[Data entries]
==================================================
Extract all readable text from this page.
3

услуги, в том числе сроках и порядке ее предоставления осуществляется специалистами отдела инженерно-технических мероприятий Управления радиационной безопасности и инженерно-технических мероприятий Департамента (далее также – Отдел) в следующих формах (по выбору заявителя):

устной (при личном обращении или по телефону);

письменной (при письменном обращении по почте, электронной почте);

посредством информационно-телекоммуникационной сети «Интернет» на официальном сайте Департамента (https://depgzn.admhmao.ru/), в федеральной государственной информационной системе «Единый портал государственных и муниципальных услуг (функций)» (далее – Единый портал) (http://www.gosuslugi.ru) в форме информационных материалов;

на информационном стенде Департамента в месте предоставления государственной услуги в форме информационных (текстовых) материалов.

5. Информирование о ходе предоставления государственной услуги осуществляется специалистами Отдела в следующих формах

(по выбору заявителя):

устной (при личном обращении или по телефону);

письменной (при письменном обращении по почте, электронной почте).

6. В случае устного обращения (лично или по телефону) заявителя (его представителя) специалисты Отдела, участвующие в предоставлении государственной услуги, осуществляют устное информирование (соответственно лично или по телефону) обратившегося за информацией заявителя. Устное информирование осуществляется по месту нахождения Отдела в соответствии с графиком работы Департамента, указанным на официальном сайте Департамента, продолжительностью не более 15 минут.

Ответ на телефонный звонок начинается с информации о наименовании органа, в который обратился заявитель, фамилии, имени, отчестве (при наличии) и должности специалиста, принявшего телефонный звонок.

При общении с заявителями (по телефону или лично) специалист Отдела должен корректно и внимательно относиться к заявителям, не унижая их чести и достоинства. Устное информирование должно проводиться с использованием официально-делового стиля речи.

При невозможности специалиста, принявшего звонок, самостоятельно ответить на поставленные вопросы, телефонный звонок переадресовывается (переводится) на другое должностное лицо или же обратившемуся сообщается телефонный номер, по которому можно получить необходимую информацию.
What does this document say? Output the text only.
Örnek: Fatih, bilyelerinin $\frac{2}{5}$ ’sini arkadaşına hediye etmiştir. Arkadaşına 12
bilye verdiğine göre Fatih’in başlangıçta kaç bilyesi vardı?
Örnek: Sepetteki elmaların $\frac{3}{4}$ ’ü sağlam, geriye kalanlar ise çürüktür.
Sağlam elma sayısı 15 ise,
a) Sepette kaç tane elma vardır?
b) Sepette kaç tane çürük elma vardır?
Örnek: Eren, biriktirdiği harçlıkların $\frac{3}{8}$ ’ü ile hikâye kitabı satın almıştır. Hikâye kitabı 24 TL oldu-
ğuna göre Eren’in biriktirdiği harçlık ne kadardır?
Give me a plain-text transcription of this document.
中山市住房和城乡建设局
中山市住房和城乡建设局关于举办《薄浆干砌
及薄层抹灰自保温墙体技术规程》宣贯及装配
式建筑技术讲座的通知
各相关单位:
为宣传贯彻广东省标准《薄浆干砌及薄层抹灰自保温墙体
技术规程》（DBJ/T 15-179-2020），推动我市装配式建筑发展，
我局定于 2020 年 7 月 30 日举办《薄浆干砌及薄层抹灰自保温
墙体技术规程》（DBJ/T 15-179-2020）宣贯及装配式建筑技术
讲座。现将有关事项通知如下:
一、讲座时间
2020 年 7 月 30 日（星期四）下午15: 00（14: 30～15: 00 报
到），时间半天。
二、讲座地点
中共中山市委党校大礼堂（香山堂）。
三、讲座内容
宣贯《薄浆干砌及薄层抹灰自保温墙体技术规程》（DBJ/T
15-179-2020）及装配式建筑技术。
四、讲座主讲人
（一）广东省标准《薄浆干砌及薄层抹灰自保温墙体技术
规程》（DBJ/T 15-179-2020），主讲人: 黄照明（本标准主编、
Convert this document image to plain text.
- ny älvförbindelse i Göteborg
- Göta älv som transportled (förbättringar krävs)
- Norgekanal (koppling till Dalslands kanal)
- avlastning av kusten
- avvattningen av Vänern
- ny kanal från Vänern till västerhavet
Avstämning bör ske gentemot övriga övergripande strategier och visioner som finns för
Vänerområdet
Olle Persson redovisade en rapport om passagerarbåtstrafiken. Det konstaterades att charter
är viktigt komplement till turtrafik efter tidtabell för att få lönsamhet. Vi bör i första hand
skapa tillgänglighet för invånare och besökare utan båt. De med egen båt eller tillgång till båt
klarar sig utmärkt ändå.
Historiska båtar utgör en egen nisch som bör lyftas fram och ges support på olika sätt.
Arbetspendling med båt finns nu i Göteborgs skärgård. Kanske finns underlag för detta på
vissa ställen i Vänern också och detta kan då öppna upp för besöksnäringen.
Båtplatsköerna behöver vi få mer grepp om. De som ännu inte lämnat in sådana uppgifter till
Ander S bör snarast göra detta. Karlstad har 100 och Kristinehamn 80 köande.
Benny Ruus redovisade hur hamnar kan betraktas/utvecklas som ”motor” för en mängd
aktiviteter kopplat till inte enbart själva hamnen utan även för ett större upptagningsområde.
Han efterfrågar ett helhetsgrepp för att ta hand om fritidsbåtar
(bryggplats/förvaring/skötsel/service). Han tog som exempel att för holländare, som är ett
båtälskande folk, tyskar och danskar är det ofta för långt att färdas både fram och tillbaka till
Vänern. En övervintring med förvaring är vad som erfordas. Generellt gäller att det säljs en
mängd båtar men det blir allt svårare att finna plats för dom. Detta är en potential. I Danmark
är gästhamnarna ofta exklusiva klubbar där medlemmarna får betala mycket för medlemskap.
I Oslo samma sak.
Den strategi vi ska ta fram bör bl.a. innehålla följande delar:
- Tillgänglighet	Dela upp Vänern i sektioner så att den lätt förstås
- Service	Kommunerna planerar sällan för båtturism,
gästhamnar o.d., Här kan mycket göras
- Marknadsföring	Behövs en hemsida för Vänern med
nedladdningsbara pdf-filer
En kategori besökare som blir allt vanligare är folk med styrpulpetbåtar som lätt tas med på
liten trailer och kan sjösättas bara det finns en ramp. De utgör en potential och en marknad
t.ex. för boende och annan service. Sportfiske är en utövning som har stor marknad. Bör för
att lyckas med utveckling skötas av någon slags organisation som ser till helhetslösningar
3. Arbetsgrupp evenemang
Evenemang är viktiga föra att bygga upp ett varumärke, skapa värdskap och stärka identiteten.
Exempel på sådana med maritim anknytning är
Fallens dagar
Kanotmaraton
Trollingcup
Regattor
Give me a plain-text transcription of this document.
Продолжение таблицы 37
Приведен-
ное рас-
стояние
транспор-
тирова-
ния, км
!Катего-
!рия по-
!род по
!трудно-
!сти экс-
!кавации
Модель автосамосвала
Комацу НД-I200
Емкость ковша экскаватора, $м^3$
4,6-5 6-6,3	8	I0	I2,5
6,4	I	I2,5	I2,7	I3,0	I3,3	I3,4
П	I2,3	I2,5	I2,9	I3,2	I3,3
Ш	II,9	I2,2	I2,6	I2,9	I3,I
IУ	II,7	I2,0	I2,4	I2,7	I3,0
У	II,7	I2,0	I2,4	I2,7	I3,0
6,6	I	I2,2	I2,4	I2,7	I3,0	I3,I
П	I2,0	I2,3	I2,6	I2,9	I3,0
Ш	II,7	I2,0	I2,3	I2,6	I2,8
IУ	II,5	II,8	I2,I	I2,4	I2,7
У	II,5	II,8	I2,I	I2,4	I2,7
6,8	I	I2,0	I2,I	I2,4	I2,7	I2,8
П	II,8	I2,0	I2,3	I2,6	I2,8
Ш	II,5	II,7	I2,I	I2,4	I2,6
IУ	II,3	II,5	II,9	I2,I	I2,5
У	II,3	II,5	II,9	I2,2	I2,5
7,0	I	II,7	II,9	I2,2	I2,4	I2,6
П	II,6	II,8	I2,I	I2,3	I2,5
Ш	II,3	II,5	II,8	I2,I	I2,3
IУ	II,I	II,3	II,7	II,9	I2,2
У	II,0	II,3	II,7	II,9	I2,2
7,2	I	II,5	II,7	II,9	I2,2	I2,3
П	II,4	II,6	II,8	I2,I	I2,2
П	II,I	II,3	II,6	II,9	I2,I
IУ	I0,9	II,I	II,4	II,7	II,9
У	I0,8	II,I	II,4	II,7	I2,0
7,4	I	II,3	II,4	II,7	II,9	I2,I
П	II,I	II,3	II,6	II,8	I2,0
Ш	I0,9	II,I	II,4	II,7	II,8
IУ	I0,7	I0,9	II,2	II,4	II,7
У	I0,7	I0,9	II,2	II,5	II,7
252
==================================================
Looking at the records above, work out how many lines include the word "услуги", then give that number by itself.

> SOLUTION TO THE PROBLEM: 4